Quote precisely the final stretch of the listing: start at the line containing "Extract the structured" and stop after the last line.

------

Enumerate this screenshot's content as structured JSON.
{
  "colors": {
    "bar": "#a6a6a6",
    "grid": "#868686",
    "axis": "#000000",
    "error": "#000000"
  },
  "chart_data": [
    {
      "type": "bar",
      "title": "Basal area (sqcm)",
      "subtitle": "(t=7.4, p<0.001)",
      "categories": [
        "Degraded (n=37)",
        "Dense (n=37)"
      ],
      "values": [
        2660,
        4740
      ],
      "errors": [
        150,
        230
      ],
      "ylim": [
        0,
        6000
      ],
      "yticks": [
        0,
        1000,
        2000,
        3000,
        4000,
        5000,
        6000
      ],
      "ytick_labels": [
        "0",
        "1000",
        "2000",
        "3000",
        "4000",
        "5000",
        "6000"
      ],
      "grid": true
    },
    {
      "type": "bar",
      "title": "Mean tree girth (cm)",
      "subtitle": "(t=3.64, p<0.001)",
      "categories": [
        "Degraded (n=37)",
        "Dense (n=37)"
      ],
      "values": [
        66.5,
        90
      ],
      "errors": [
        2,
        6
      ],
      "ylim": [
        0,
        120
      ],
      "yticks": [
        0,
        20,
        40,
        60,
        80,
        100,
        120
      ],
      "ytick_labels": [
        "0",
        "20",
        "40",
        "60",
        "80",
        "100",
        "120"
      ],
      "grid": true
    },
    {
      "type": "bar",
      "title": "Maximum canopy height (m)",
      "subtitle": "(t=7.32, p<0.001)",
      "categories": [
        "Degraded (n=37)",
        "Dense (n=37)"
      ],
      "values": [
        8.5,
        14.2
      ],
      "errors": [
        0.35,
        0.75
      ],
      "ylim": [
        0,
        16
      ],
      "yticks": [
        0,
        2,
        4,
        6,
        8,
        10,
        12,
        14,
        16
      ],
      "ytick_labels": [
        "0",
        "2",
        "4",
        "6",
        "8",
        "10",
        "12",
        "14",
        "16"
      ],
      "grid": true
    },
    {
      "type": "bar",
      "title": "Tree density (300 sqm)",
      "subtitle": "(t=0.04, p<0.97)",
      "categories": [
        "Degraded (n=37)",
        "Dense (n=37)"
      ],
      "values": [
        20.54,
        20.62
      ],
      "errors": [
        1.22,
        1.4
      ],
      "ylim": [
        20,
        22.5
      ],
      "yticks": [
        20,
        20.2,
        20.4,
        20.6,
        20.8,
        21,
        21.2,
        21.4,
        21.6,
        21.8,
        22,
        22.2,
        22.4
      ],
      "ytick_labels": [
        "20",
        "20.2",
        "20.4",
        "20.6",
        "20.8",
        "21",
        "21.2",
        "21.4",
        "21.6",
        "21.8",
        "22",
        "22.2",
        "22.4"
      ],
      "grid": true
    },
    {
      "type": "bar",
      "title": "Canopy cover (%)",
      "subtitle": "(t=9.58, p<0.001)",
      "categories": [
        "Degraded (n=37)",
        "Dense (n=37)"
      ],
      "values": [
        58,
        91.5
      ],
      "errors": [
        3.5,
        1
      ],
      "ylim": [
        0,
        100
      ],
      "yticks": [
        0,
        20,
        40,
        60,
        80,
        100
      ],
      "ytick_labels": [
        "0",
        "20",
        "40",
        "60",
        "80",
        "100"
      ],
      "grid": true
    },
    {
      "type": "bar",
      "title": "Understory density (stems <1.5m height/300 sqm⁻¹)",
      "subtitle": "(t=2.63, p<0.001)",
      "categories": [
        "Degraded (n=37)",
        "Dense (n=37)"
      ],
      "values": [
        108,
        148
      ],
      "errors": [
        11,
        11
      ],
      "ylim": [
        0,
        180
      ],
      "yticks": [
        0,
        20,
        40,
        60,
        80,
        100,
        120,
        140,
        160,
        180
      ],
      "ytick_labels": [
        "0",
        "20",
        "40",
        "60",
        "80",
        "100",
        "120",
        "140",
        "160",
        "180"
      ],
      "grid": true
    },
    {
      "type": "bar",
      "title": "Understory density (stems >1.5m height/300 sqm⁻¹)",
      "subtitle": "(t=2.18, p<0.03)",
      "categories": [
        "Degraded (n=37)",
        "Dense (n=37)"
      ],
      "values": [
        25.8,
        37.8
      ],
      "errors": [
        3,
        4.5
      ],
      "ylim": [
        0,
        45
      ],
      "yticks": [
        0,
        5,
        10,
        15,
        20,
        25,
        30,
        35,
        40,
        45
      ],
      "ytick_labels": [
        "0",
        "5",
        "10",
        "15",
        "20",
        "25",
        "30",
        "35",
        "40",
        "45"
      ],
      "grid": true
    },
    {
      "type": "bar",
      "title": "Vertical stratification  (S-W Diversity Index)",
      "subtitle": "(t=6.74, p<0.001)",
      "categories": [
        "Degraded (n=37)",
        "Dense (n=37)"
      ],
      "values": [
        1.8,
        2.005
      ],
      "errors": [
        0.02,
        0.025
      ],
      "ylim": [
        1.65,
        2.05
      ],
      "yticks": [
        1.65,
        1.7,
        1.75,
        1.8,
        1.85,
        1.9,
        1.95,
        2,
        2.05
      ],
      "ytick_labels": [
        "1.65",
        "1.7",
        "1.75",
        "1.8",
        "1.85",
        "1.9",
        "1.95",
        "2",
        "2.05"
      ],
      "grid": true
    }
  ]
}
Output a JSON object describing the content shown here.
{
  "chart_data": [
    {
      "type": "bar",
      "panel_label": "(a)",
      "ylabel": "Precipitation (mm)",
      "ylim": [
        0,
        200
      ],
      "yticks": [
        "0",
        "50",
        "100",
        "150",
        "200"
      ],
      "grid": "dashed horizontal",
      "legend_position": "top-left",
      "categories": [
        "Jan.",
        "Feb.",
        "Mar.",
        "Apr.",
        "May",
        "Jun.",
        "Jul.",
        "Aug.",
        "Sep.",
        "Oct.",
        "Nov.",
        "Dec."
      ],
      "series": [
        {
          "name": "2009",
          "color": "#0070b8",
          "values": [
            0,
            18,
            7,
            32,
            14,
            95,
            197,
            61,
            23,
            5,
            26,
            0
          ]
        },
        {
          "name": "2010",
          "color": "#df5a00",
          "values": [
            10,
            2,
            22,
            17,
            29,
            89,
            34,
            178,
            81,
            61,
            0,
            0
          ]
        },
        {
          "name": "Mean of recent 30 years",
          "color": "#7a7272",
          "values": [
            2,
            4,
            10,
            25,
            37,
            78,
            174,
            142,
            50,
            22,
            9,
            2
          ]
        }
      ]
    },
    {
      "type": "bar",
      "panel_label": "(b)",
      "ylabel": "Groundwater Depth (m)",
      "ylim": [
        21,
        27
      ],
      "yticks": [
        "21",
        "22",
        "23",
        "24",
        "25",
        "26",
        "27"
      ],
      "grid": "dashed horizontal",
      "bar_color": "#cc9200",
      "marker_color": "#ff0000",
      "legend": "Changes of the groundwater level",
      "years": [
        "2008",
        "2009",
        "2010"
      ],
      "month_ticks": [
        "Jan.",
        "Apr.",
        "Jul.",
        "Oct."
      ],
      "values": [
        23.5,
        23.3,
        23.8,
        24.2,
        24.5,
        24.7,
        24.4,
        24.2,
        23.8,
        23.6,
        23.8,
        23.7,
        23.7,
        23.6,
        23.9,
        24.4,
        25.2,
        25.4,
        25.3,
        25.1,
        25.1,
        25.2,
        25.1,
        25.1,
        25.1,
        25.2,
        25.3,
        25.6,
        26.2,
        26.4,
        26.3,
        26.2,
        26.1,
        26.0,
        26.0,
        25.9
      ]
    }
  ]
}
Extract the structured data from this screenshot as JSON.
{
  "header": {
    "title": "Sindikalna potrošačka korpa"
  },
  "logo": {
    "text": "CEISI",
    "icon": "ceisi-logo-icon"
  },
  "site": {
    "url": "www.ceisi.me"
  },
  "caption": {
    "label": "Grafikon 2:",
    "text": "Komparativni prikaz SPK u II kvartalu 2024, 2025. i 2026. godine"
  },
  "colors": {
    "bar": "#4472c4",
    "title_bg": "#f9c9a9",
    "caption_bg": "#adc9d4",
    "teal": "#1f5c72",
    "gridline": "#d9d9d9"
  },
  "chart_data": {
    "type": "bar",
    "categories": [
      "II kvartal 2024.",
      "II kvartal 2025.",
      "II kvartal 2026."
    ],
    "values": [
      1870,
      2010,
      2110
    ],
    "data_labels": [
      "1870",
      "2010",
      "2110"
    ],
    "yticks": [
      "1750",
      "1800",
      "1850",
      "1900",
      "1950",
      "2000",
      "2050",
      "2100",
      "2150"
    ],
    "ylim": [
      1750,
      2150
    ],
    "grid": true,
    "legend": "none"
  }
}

------

_ANSWER TO THE PROBLEM_
Extract the structured data from this screenshot as JSON.
{
  "header": {
    "title": "Sindikalna potrošačka korpa"
  },
  "logo": {
    "text": "CEISI",
    "icon": "ceisi-logo-icon"
  },
  "site": {
    "url": "www.ceisi.me"
  },
  "caption": {
    "label": "Grafikon 2:",
    "text": "Komparativni prikaz SPK u II kvartalu 2024, 2025. i 2026. godine"
  },
  "colors": {
    "bar": "#4472c4",
    "title_bg": "#f9c9a9",
    "caption_bg": "#adc9d4",
    "teal": "#1f5c72",
    "gridline": "#d9d9d9"
  },
  "chart_data": {
    "type": "bar",
    "categories": [
      "II kvartal 2024.",
      "II kvartal 2025.",
      "II kvartal 2026."
    ],
    "values": [
      1870,
      2010,
      2110
    ],
    "data_labels": [
      "1870",
      "2010",
      "2110"
    ],
    "yticks": [
      "1750",
      "1800",
      "1850",
      "1900",
      "1950",
      "2000",
      "2050",
      "2100",
      "2150"
    ],
    "ylim": [
      1750,
      2150
    ],
    "grid": true,
    "legend": "none"
  }
}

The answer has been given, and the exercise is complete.